--- Raw data ---
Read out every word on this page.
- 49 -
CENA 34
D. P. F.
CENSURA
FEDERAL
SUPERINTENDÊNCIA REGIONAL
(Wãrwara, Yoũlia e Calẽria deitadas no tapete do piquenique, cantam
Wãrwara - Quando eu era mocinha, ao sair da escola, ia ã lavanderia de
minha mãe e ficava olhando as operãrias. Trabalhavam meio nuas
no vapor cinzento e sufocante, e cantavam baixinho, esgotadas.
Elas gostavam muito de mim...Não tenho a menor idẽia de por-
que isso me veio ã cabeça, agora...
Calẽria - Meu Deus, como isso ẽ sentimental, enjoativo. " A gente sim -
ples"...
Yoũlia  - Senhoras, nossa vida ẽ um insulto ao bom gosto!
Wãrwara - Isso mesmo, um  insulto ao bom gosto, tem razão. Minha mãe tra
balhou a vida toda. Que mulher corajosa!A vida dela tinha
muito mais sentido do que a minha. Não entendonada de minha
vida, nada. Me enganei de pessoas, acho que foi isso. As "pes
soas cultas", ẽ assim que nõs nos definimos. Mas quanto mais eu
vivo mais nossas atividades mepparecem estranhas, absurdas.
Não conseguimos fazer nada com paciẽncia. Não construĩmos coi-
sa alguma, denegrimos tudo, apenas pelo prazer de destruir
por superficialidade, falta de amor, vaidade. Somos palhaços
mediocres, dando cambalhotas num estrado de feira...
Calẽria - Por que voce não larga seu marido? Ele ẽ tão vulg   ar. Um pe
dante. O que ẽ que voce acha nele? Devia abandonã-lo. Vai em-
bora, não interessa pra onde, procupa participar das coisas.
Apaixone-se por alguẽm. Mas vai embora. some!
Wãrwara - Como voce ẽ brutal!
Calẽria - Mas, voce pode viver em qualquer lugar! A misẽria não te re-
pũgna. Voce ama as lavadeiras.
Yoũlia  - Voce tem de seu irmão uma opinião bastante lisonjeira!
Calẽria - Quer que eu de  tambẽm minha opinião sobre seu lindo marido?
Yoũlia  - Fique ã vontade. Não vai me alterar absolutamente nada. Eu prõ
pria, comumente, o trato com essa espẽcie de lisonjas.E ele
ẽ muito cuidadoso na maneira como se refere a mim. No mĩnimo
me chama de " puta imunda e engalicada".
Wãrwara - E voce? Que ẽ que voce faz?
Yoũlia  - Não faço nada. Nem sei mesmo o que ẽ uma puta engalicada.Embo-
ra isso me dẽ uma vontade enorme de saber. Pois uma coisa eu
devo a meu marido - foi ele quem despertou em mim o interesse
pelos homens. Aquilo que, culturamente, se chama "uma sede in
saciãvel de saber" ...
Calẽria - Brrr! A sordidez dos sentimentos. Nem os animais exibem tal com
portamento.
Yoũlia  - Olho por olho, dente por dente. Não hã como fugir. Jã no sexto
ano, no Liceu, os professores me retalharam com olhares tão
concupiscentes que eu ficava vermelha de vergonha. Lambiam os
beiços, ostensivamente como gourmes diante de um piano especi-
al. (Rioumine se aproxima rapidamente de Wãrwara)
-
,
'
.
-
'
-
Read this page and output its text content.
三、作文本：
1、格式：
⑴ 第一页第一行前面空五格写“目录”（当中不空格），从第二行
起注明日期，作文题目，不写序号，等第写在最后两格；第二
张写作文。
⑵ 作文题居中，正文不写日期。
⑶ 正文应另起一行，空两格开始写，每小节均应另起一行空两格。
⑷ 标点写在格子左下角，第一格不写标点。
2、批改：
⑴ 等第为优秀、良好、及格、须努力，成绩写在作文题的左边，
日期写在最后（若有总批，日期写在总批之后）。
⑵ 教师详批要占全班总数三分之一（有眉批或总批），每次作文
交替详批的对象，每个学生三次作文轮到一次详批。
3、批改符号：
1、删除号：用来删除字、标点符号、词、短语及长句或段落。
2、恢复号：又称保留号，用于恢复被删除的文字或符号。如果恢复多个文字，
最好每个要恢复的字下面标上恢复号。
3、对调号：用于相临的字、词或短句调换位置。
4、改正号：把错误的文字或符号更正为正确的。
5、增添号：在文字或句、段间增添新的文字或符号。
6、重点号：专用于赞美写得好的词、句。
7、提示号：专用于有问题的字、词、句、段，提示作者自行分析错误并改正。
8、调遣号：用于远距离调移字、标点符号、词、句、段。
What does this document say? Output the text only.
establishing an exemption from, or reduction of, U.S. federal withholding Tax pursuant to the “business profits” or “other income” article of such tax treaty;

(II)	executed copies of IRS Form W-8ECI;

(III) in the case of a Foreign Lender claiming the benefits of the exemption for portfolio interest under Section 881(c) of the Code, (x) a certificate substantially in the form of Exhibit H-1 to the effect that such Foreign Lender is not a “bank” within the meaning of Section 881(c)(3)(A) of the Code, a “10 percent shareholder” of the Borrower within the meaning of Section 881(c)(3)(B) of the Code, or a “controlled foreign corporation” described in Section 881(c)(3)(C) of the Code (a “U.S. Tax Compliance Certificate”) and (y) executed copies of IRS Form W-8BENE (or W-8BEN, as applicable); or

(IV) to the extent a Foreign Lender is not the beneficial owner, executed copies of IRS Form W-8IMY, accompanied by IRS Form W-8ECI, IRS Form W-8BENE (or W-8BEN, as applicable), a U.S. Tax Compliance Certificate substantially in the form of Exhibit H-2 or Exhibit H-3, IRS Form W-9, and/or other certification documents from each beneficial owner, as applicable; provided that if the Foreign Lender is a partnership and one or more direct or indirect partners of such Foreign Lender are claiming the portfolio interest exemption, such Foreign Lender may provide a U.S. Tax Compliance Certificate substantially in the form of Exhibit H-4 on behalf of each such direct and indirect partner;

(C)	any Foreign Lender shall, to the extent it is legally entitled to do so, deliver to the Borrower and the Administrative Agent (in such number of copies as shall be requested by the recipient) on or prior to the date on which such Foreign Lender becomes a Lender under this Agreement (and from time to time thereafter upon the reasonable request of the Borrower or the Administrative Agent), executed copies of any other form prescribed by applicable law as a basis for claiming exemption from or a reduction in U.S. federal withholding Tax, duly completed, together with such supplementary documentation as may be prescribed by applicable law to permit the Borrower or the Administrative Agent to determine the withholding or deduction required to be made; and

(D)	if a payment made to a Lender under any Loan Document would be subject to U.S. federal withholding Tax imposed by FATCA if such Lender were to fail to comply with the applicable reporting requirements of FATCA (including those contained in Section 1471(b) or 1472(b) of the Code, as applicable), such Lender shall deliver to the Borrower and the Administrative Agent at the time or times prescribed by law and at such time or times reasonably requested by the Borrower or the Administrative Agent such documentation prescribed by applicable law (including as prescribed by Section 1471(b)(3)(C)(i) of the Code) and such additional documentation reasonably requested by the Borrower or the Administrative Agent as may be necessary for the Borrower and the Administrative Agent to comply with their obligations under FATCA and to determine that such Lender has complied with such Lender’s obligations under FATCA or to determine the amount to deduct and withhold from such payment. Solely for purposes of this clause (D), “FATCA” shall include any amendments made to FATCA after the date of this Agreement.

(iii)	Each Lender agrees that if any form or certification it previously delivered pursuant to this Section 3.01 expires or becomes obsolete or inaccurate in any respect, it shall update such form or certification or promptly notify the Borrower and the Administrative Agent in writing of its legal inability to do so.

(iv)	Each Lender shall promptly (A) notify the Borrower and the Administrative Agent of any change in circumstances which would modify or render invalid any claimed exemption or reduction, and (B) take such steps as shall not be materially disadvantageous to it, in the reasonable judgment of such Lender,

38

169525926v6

--- Problem to solve ---
Locate all lines in the listing above with the word "certification". Copy them.

--- Answer to this task ---
(IV) to the extent a Foreign Lender is not the beneficial owner, executed copies of IRS Form W-8IMY, accompanied by IRS Form W-8ECI, IRS Form W-8BENE (or W-8BEN, as applicable), a U.S. Tax Compliance Certificate substantially in the form of Exhibit H-2 or Exhibit H-3, IRS Form W-9, and/or other certification documents from each beneficial owner, as applicable; provided that if the Foreign Lender is a partnership and one or more direct or indirect partners of such Foreign Lender are claiming the portfolio interest exemption, such Foreign Lender may provide a U.S. Tax Compliance Certificate substantially in the form of Exhibit H-4 on behalf of each such direct and indirect partner;
(iii)	Each Lender agrees that if any form or certification it previously delivered pursuant to this Section 3.01 expires or becomes obsolete or inaccurate in any respect, it shall update such form or certification or promptly notify the Borrower and the Administrative Agent in writing of its legal inability to do so.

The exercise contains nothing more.